* [ENTRIES SUPPLIED]
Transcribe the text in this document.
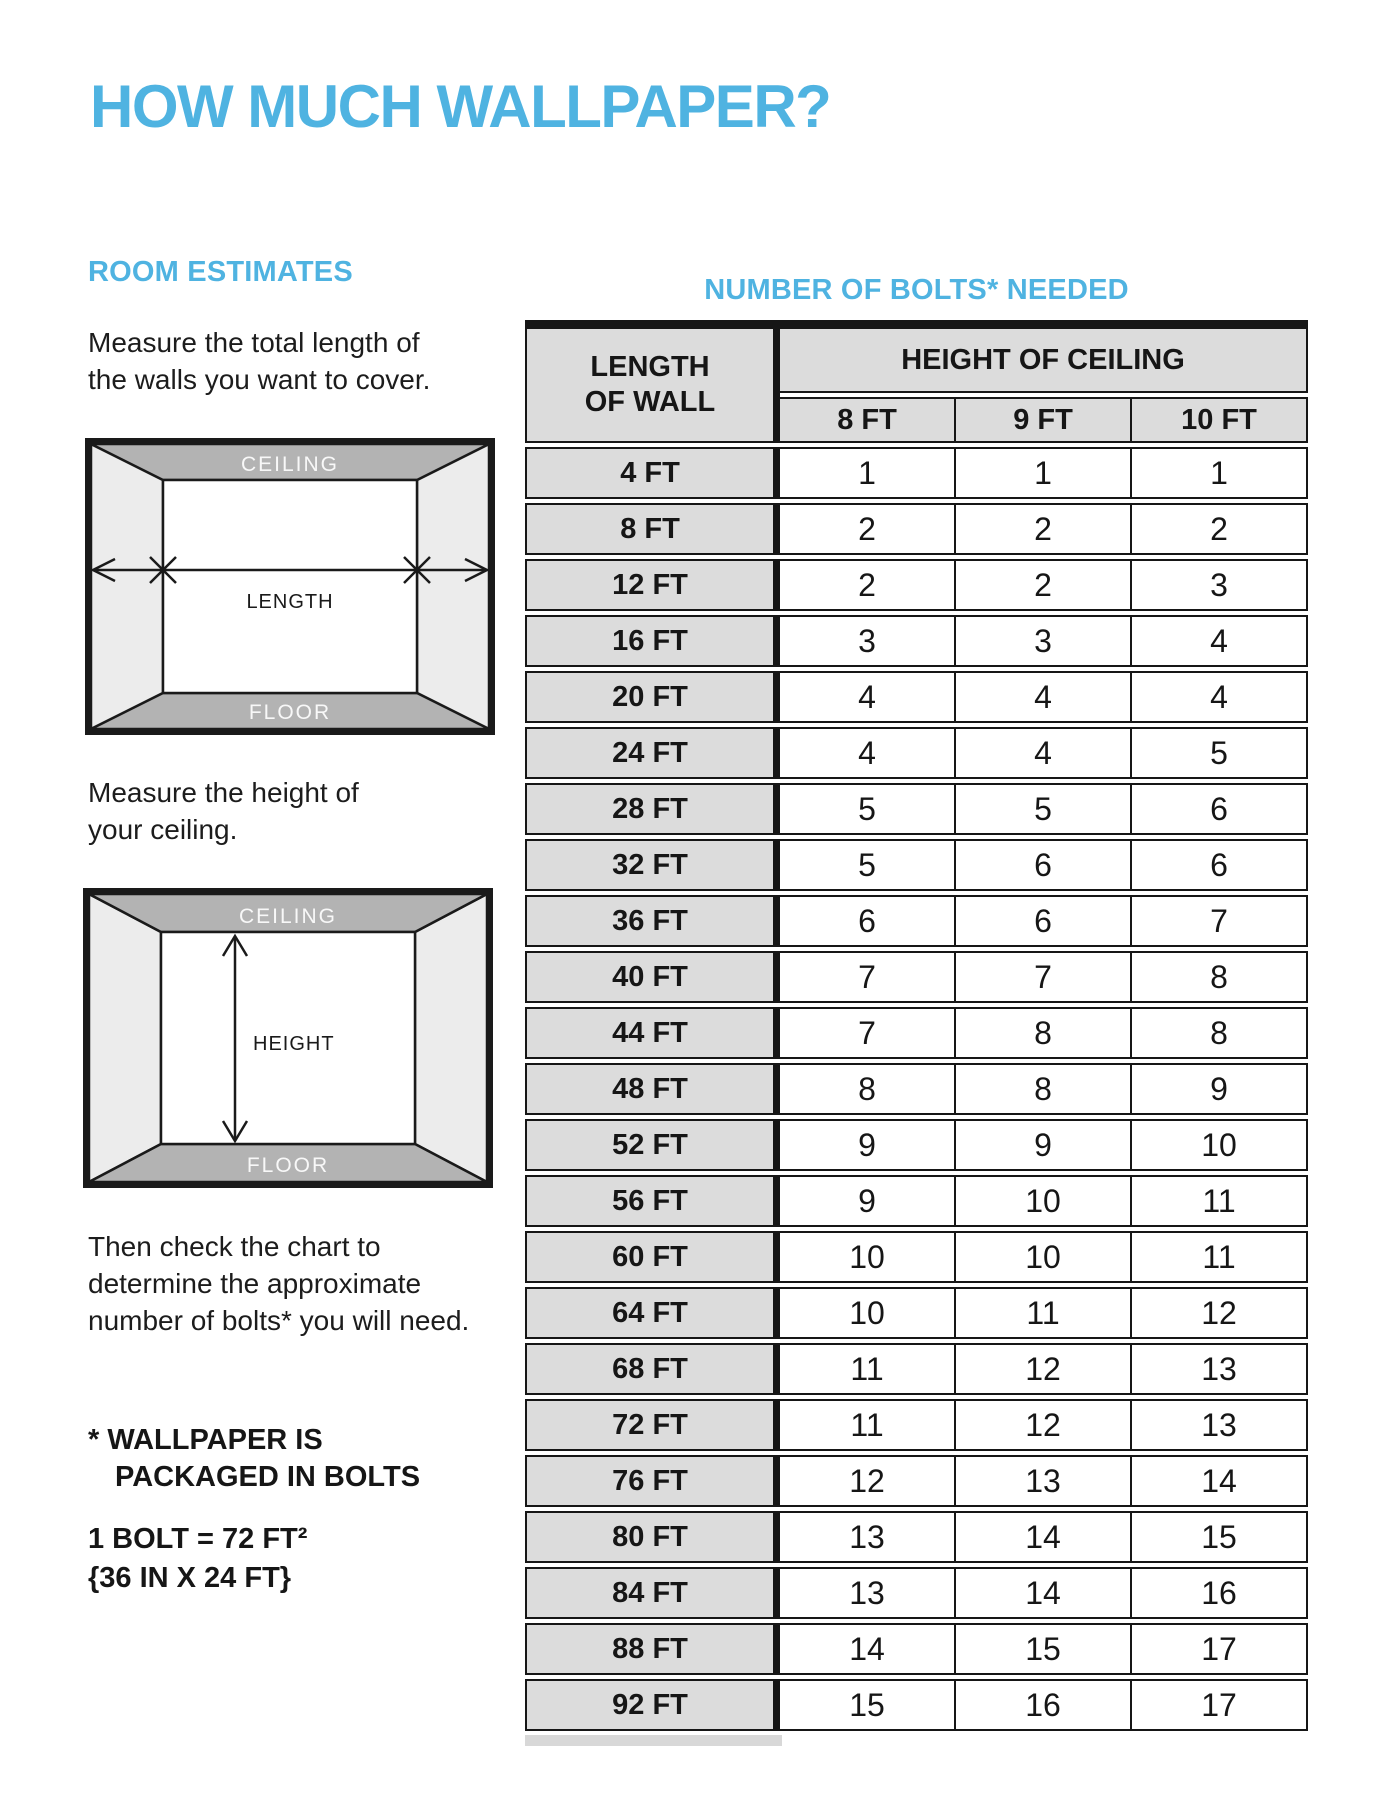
HOW MUCH WALLPAPER?
ROOM ESTIMATES
Measure the total length of
the walls you want to cover.
CEILING
FLOOR
LENGTH
Measure the height of
your ceiling.
CEILING
FLOOR
HEIGHT
Then check the chart to
determine the approximate
number of bolts* you will need.
* WALLPAPER IS
PACKAGED IN BOLTS
1 BOLT = 72 FT²
{36 IN X 24 FT}
NUMBER OF BOLTS* NEEDED
LENGTH
OF WALL	HEIGHT OF CEILING		
	8 FT	9 FT	10 FT
4 FT	1	1	1
8 FT	2	2	2
12 FT	2	2	3
16 FT	3	3	4
20 FT	4	4	4
24 FT	4	4	5
28 FT	5	5	6
32 FT	5	6	6
36 FT	6	6	7
40 FT	7	7	8
44 FT	7	8	8
48 FT	8	8	9
52 FT	9	9	10
56 FT	9	10	11
60 FT	10	10	11
64 FT	10	11	12
68 FT	11	12	13
72 FT	11	12	13
76 FT	12	13	14
80 FT	13	14	15
84 FT	13	14	16
88 FT	14	15	17
92 FT	15	16	17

* [GIVEN INSTRUCTION] Return the entries unchanged, save for the pictures, which do not belong in the copy.

* [CORRECT ANSWER]
Transcribe the text in this document.
HOW MUCH WALLPAPER?
ROOM ESTIMATES
Measure the total length of
the walls you want to cover.
CEILING
FLOOR
LENGTH
Measure the height of
your ceiling.
CEILING
FLOOR
HEIGHT
Then check the chart to
determine the approximate
number of bolts* you will need.
* WALLPAPER IS
PACKAGED IN BOLTS
1 BOLT = 72 FT²
{36 IN X 24 FT}
NUMBER OF BOLTS* NEEDED
LENGTH
OF WALL	HEIGHT OF CEILING		
	8 FT	9 FT	10 FT
4 FT	1	1	1
8 FT	2	2	2
12 FT	2	2	3
16 FT	3	3	4
20 FT	4	4	4
24 FT	4	4	5
28 FT	5	5	6
32 FT	5	6	6
36 FT	6	6	7
40 FT	7	7	8
44 FT	7	8	8
48 FT	8	8	9
52 FT	9	9	10
56 FT	9	10	11
60 FT	10	10	11
64 FT	10	11	12
68 FT	11	12	13
72 FT	11	12	13
76 FT	12	13	14
80 FT	13	14	15
84 FT	13	14	16
88 FT	14	15	17
92 FT	15	16	17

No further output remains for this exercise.